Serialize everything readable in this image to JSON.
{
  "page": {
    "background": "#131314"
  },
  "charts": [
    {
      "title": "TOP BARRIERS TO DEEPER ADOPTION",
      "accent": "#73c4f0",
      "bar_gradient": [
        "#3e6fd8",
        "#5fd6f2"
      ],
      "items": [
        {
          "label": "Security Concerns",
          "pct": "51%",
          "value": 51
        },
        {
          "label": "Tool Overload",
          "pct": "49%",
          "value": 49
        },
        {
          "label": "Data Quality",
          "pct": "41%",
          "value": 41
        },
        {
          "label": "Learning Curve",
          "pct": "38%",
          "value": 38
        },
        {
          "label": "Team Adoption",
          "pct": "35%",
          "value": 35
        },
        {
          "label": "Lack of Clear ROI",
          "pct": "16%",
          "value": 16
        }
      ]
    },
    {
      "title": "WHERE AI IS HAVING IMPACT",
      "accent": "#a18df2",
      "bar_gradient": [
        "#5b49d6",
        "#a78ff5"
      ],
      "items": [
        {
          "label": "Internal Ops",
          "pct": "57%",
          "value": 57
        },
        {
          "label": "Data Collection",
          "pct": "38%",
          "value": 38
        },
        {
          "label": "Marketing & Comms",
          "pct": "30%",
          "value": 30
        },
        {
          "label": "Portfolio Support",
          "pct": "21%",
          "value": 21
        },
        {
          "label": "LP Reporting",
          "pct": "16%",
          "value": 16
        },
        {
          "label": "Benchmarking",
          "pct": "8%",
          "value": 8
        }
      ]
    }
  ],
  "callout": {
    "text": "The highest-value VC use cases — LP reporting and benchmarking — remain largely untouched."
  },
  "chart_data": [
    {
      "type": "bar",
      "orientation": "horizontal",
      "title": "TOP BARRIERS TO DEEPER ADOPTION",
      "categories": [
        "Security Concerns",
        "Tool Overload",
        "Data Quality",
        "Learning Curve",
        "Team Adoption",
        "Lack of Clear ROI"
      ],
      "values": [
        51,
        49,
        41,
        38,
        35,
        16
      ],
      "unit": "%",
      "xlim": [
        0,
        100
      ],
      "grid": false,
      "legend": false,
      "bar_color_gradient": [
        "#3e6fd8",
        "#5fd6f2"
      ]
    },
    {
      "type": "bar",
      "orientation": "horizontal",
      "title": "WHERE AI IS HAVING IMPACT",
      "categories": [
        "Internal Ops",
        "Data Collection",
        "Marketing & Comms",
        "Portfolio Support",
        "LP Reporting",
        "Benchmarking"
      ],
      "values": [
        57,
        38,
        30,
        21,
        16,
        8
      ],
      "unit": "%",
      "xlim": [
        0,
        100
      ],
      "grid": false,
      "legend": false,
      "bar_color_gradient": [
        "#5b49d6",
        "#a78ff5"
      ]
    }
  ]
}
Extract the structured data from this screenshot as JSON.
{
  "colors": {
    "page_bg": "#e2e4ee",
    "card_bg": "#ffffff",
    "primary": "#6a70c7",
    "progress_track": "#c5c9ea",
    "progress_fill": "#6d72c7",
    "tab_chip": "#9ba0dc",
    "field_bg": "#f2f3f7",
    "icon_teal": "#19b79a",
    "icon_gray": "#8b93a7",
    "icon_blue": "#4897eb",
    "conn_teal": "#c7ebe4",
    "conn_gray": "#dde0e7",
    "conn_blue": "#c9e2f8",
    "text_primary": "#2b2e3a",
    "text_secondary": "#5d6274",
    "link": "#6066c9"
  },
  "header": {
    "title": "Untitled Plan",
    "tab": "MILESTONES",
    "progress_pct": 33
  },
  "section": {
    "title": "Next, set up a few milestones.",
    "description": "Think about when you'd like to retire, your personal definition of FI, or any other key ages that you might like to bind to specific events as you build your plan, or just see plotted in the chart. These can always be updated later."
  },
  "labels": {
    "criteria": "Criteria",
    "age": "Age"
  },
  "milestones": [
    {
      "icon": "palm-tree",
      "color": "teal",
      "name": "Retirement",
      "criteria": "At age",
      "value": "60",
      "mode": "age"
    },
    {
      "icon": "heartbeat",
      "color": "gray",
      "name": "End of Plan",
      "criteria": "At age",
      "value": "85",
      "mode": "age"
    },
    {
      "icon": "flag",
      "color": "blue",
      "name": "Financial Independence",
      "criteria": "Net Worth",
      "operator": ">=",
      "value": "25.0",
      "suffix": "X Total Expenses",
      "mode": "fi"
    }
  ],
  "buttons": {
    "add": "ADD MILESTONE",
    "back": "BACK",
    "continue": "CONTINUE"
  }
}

━━━━━━━━━━━━━━━━

Directions = Give every line of the material again, exactly as it reads.

Solution =
Serialize everything readable in this image to JSON.
{
  "page": {
    "background": "#131314"
  },
  "charts": [
    {
      "title": "TOP BARRIERS TO DEEPER ADOPTION",
      "accent": "#73c4f0",
      "bar_gradient": [
        "#3e6fd8",
        "#5fd6f2"
      ],
      "items": [
        {
          "label": "Security Concerns",
          "pct": "51%",
          "value": 51
        },
        {
          "label": "Tool Overload",
          "pct": "49%",
          "value": 49
        },
        {
          "label": "Data Quality",
          "pct": "41%",
          "value": 41
        },
        {
          "label": "Learning Curve",
          "pct": "38%",
          "value": 38
        },
        {
          "label": "Team Adoption",
          "pct": "35%",
          "value": 35
        },
        {
          "label": "Lack of Clear ROI",
          "pct": "16%",
          "value": 16
        }
      ]
    },
    {
      "title": "WHERE AI IS HAVING IMPACT",
      "accent": "#a18df2",
      "bar_gradient": [
        "#5b49d6",
        "#a78ff5"
      ],
      "items": [
        {
          "label": "Internal Ops",
          "pct": "57%",
          "value": 57
        },
        {
          "label": "Data Collection",
          "pct": "38%",
          "value": 38
        },
        {
          "label": "Marketing & Comms",
          "pct": "30%",
          "value": 30
        },
        {
          "label": "Portfolio Support",
          "pct": "21%",
          "value": 21
        },
        {
          "label": "LP Reporting",
          "pct": "16%",
          "value": 16
        },
        {
          "label": "Benchmarking",
          "pct": "8%",
          "value": 8
        }
      ]
    }
  ],
  "callout": {
    "text": "The highest-value VC use cases — LP reporting and benchmarking — remain largely untouched."
  },
  "chart_data": [
    {
      "type": "bar",
      "orientation": "horizontal",
      "title": "TOP BARRIERS TO DEEPER ADOPTION",
      "categories": [
        "Security Concerns",
        "Tool Overload",
        "Data Quality",
        "Learning Curve",
        "Team Adoption",
        "Lack of Clear ROI"
      ],
      "values": [
        51,
        49,
        41,
        38,
        35,
        16
      ],
      "unit": "%",
      "xlim": [
        0,
        100
      ],
      "grid": false,
      "legend": false,
      "bar_color_gradient": [
        "#3e6fd8",
        "#5fd6f2"
      ]
    },
    {
      "type": "bar",
      "orientation": "horizontal",
      "title": "WHERE AI IS HAVING IMPACT",
      "categories": [
        "Internal Ops",
        "Data Collection",
        "Marketing & Comms",
        "Portfolio Support",
        "LP Reporting",
        "Benchmarking"
      ],
      "values": [
        57,
        38,
        30,
        21,
        16,
        8
      ],
      "unit": "%",
      "xlim": [
        0,
        100
      ],
      "grid": false,
      "legend": false,
      "bar_color_gradient": [
        "#5b49d6",
        "#a78ff5"
      ]
    }
  ]
}
Extract the structured data from this screenshot as JSON.
{
  "colors": {
    "page_bg": "#e2e4ee",
    "card_bg": "#ffffff",
    "primary": "#6a70c7",
    "progress_track": "#c5c9ea",
    "progress_fill": "#6d72c7",
    "tab_chip": "#9ba0dc",
    "field_bg": "#f2f3f7",
    "icon_teal": "#19b79a",
    "icon_gray": "#8b93a7",
    "icon_blue": "#4897eb",
    "conn_teal": "#c7ebe4",
    "conn_gray": "#dde0e7",
    "conn_blue": "#c9e2f8",
    "text_primary": "#2b2e3a",
    "text_secondary": "#5d6274",
    "link": "#6066c9"
  },
  "header": {
    "title": "Untitled Plan",
    "tab": "MILESTONES",
    "progress_pct": 33
  },
  "section": {
    "title": "Next, set up a few milestones.",
    "description": "Think about when you'd like to retire, your personal definition of FI, or any other key ages that you might like to bind to specific events as you build your plan, or just see plotted in the chart. These can always be updated later."
  },
  "labels": {
    "criteria": "Criteria",
    "age": "Age"
  },
  "milestones": [
    {
      "icon": "palm-tree",
      "color": "teal",
      "name": "Retirement",
      "criteria": "At age",
      "value": "60",
      "mode": "age"
    },
    {
      "icon": "heartbeat",
      "color": "gray",
      "name": "End of Plan",
      "criteria": "At age",
      "value": "85",
      "mode": "age"
    },
    {
      "icon": "flag",
      "color": "blue",
      "name": "Financial Independence",
      "criteria": "Net Worth",
      "operator": ">=",
      "value": "25.0",
      "suffix": "X Total Expenses",
      "mode": "fi"
    }
  ],
  "buttons": {
    "add": "ADD MILESTONE",
    "back": "BACK",
    "continue": "CONTINUE"
  }
}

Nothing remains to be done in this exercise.